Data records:
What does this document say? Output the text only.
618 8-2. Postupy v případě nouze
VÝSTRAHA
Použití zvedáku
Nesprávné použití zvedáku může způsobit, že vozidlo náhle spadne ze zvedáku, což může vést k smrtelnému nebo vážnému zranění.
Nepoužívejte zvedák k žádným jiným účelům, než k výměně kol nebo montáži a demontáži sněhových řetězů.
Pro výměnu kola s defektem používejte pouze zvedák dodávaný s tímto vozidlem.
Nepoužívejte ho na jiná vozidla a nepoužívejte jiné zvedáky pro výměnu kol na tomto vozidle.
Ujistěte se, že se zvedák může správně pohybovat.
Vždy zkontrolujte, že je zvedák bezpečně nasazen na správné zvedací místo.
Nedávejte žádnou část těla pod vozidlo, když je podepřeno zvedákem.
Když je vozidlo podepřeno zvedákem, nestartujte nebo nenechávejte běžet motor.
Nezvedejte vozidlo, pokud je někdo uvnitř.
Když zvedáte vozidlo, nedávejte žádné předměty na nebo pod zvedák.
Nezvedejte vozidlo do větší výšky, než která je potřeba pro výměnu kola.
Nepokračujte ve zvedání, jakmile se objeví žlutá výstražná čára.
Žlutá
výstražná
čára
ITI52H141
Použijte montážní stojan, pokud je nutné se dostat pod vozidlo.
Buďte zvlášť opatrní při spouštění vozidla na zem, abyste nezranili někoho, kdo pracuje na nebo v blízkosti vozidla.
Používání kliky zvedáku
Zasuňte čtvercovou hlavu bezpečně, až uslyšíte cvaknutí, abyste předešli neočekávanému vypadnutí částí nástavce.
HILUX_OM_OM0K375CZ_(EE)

§ Task directions: Please return the data above exactly as given.

§ Solution:
What does this document say? Output the text only.
618 8-2. Postupy v případě nouze
VÝSTRAHA
Použití zvedáku
Nesprávné použití zvedáku může způsobit, že vozidlo náhle spadne ze zvedáku, což může vést k smrtelnému nebo vážnému zranění.
Nepoužívejte zvedák k žádným jiným účelům, než k výměně kol nebo montáži a demontáži sněhových řetězů.
Pro výměnu kola s defektem používejte pouze zvedák dodávaný s tímto vozidlem.
Nepoužívejte ho na jiná vozidla a nepoužívejte jiné zvedáky pro výměnu kol na tomto vozidle.
Ujistěte se, že se zvedák může správně pohybovat.
Vždy zkontrolujte, že je zvedák bezpečně nasazen na správné zvedací místo.
Nedávejte žádnou část těla pod vozidlo, když je podepřeno zvedákem.
Když je vozidlo podepřeno zvedákem, nestartujte nebo nenechávejte běžet motor.
Nezvedejte vozidlo, pokud je někdo uvnitř.
Když zvedáte vozidlo, nedávejte žádné předměty na nebo pod zvedák.
Nezvedejte vozidlo do větší výšky, než která je potřeba pro výměnu kola.
Nepokračujte ve zvedání, jakmile se objeví žlutá výstražná čára.
Žlutá
výstražná
čára
ITI52H141
Použijte montážní stojan, pokud je nutné se dostat pod vozidlo.
Buďte zvlášť opatrní při spouštění vozidla na zem, abyste nezranili někoho, kdo pracuje na nebo v blízkosti vozidla.
Používání kliky zvedáku
Zasuňte čtvercovou hlavu bezpečně, až uslyšíte cvaknutí, abyste předešli neočekávanému vypadnutí částí nástavce.
HILUX_OM_OM0K375CZ_(EE)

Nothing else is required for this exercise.